*REQUIREMENTS*: Would you transcribe the whole listing exactly, minus its pictures?

- - -

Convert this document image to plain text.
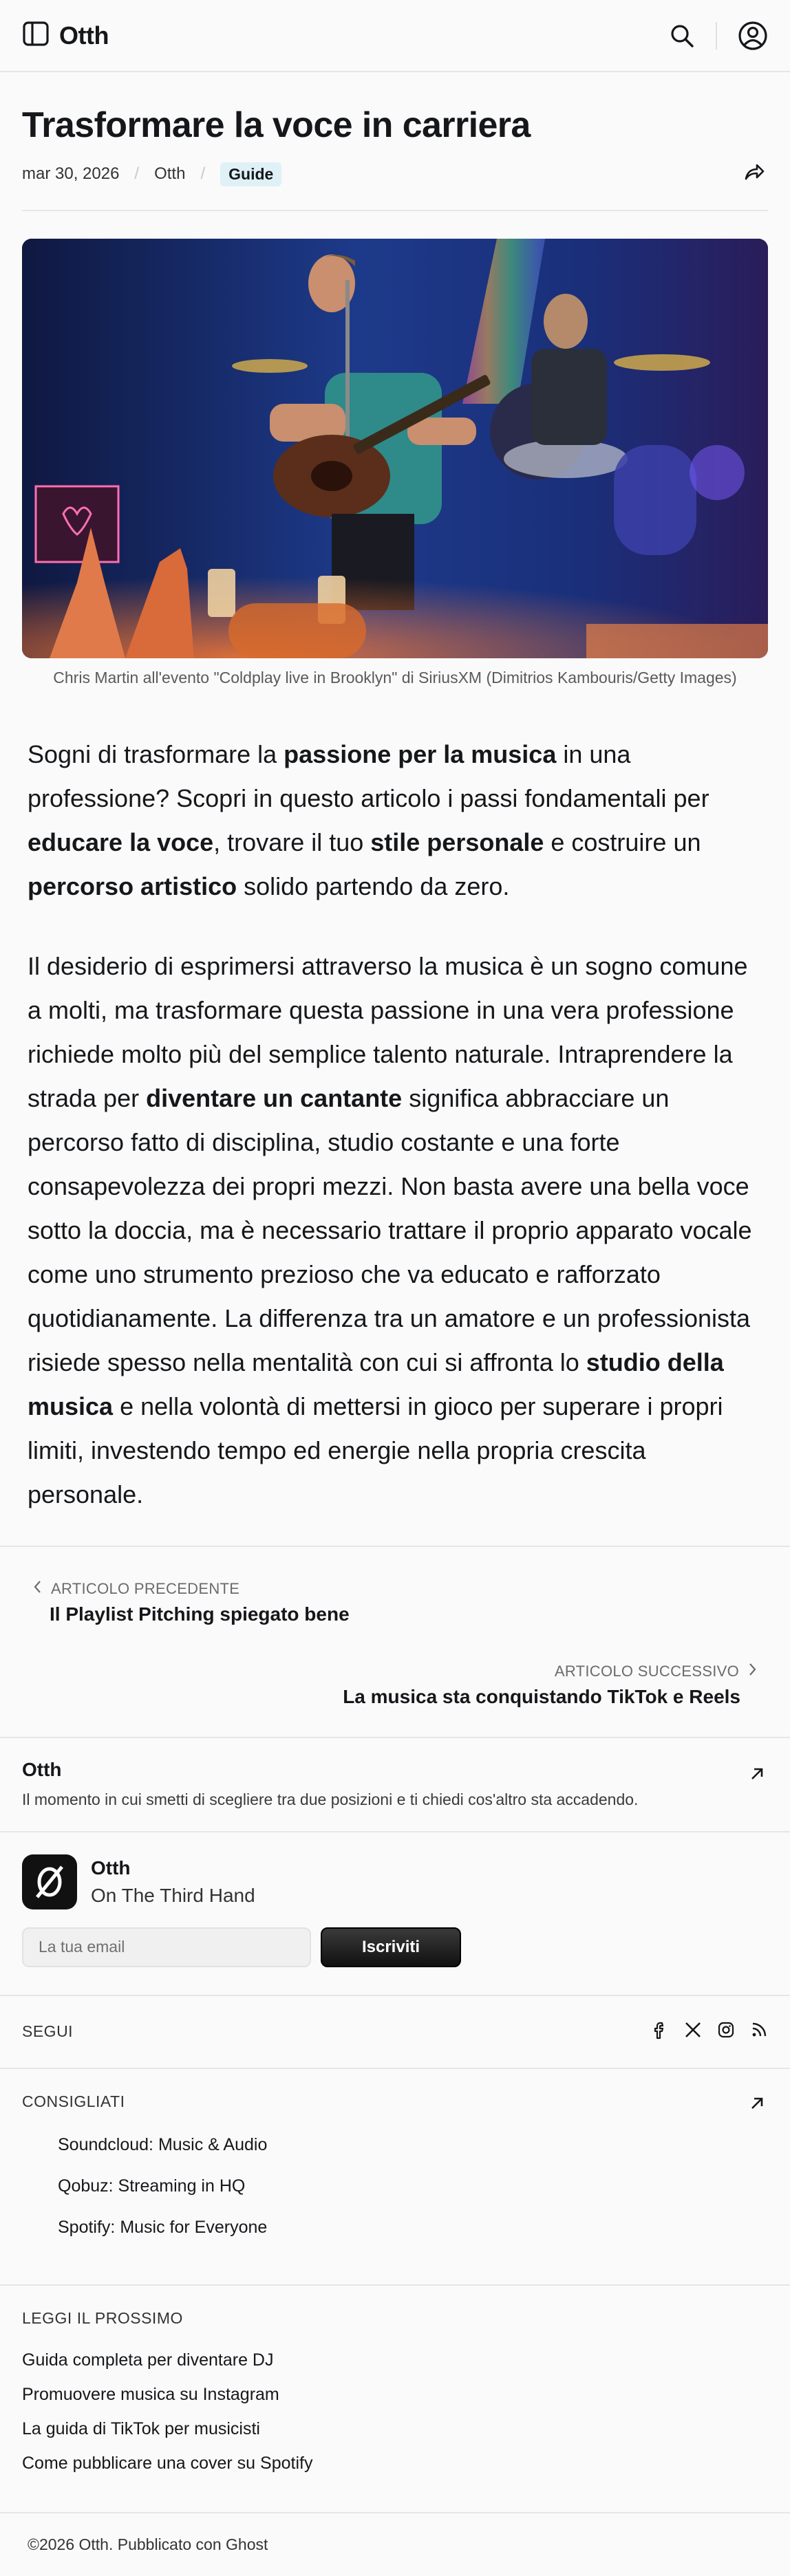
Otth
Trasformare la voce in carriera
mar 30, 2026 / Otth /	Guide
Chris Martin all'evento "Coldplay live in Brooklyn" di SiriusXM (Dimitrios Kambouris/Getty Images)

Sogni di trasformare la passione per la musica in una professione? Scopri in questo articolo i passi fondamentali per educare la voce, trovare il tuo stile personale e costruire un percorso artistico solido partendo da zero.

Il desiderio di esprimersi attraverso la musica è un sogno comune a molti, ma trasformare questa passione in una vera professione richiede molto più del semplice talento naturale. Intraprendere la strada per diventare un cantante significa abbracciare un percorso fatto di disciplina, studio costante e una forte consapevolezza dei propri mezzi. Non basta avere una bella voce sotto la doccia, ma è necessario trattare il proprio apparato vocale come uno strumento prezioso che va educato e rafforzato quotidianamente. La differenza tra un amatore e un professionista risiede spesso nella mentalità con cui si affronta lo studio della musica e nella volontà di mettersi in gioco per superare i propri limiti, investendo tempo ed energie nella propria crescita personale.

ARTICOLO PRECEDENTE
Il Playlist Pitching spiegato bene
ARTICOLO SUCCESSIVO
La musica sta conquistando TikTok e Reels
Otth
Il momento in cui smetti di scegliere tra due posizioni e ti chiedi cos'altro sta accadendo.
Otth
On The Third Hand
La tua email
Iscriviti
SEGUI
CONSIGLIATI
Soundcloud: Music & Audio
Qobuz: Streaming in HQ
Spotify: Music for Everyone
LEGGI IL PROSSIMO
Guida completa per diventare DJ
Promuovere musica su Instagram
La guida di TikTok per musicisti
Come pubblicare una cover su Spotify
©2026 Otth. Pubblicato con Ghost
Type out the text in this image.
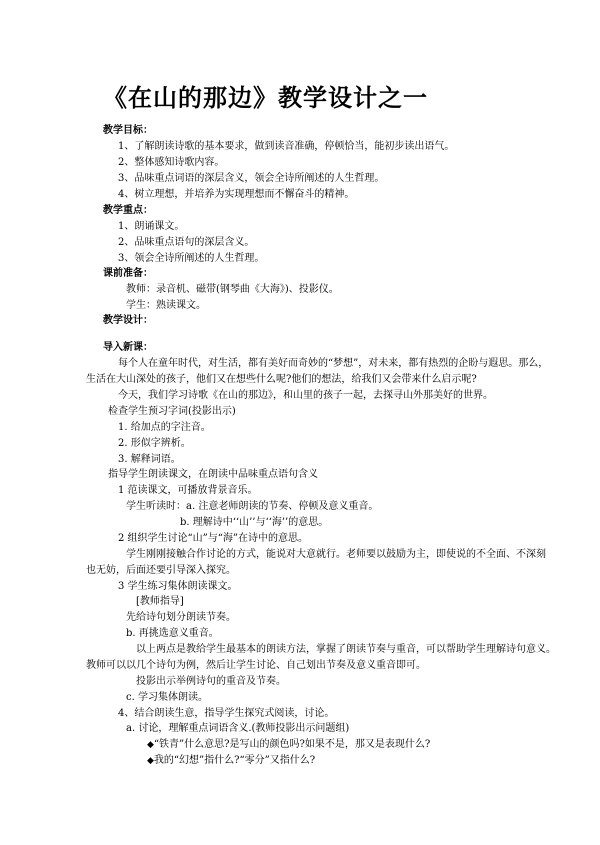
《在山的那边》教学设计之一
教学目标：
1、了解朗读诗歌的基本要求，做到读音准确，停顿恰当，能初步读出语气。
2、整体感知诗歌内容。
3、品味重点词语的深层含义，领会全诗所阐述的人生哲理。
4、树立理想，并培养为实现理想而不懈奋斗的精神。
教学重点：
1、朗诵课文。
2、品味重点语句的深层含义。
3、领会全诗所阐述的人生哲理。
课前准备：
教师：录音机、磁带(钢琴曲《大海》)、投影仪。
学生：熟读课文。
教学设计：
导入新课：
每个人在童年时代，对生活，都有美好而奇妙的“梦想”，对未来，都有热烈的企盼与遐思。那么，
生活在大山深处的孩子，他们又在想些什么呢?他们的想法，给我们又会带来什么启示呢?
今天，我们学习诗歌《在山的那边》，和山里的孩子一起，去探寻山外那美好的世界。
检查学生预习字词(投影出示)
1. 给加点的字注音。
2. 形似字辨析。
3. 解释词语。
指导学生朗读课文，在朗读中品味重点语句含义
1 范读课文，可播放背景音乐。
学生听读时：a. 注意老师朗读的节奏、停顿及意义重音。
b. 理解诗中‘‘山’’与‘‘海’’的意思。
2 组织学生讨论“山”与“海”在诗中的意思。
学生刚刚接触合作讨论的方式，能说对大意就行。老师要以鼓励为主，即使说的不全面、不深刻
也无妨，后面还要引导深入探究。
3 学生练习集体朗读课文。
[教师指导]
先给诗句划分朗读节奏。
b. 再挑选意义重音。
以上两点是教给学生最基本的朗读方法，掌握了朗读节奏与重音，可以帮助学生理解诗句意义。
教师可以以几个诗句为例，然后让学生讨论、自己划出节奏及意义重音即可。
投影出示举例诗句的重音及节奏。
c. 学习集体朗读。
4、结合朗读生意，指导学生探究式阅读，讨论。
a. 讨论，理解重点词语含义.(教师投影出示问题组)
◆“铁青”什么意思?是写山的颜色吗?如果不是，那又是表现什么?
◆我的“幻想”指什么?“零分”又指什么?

- - -

*REPLY TO THE TASK*:
Convert this document image to plain text.
Otth
Trasformare la voce in carriera
mar 30, 2026 / Otth /	Guide
Chris Martin all'evento "Coldplay live in Brooklyn" di SiriusXM (Dimitrios Kambouris/Getty Images)

Sogni di trasformare la passione per la musica in una professione? Scopri in questo articolo i passi fondamentali per educare la voce, trovare il tuo stile personale e costruire un percorso artistico solido partendo da zero.

Il desiderio di esprimersi attraverso la musica è un sogno comune a molti, ma trasformare questa passione in una vera professione richiede molto più del semplice talento naturale. Intraprendere la strada per diventare un cantante significa abbracciare un percorso fatto di disciplina, studio costante e una forte consapevolezza dei propri mezzi. Non basta avere una bella voce sotto la doccia, ma è necessario trattare il proprio apparato vocale come uno strumento prezioso che va educato e rafforzato quotidianamente. La differenza tra un amatore e un professionista risiede spesso nella mentalità con cui si affronta lo studio della musica e nella volontà di mettersi in gioco per superare i propri limiti, investendo tempo ed energie nella propria crescita personale.

ARTICOLO PRECEDENTE
Il Playlist Pitching spiegato bene
ARTICOLO SUCCESSIVO
La musica sta conquistando TikTok e Reels
Otth
Il momento in cui smetti di scegliere tra due posizioni e ti chiedi cos'altro sta accadendo.
Otth
On The Third Hand
La tua email
Iscriviti
SEGUI
CONSIGLIATI
Soundcloud: Music & Audio
Qobuz: Streaming in HQ
Spotify: Music for Everyone
LEGGI IL PROSSIMO
Guida completa per diventare DJ
Promuovere musica su Instagram
La guida di TikTok per musicisti
Come pubblicare una cover su Spotify
©2026 Otth. Pubblicato con Ghost
Type out the text in this image.
《在山的那边》教学设计之一
教学目标：
1、了解朗读诗歌的基本要求，做到读音准确，停顿恰当，能初步读出语气。
2、整体感知诗歌内容。
3、品味重点词语的深层含义，领会全诗所阐述的人生哲理。
4、树立理想，并培养为实现理想而不懈奋斗的精神。
教学重点：
1、朗诵课文。
2、品味重点语句的深层含义。
3、领会全诗所阐述的人生哲理。
课前准备：
教师：录音机、磁带(钢琴曲《大海》)、投影仪。
学生：熟读课文。
教学设计：
导入新课：
每个人在童年时代，对生活，都有美好而奇妙的“梦想”，对未来，都有热烈的企盼与遐思。那么，
生活在大山深处的孩子，他们又在想些什么呢?他们的想法，给我们又会带来什么启示呢?
今天，我们学习诗歌《在山的那边》，和山里的孩子一起，去探寻山外那美好的世界。
检查学生预习字词(投影出示)
1. 给加点的字注音。
2. 形似字辨析。
3. 解释词语。
指导学生朗读课文，在朗读中品味重点语句含义
1 范读课文，可播放背景音乐。
学生听读时：a. 注意老师朗读的节奏、停顿及意义重音。
b. 理解诗中‘‘山’’与‘‘海’’的意思。
2 组织学生讨论“山”与“海”在诗中的意思。
学生刚刚接触合作讨论的方式，能说对大意就行。老师要以鼓励为主，即使说的不全面、不深刻
也无妨，后面还要引导深入探究。
3 学生练习集体朗读课文。
[教师指导]
先给诗句划分朗读节奏。
b. 再挑选意义重音。
以上两点是教给学生最基本的朗读方法，掌握了朗读节奏与重音，可以帮助学生理解诗句意义。
教师可以以几个诗句为例，然后让学生讨论、自己划出节奏及意义重音即可。
投影出示举例诗句的重音及节奏。
c. 学习集体朗读。
4、结合朗读生意，指导学生探究式阅读，讨论。
a. 讨论，理解重点词语含义.(教师投影出示问题组)
◆“铁青”什么意思?是写山的颜色吗?如果不是，那又是表现什么?
◆我的“幻想”指什么?“零分”又指什么?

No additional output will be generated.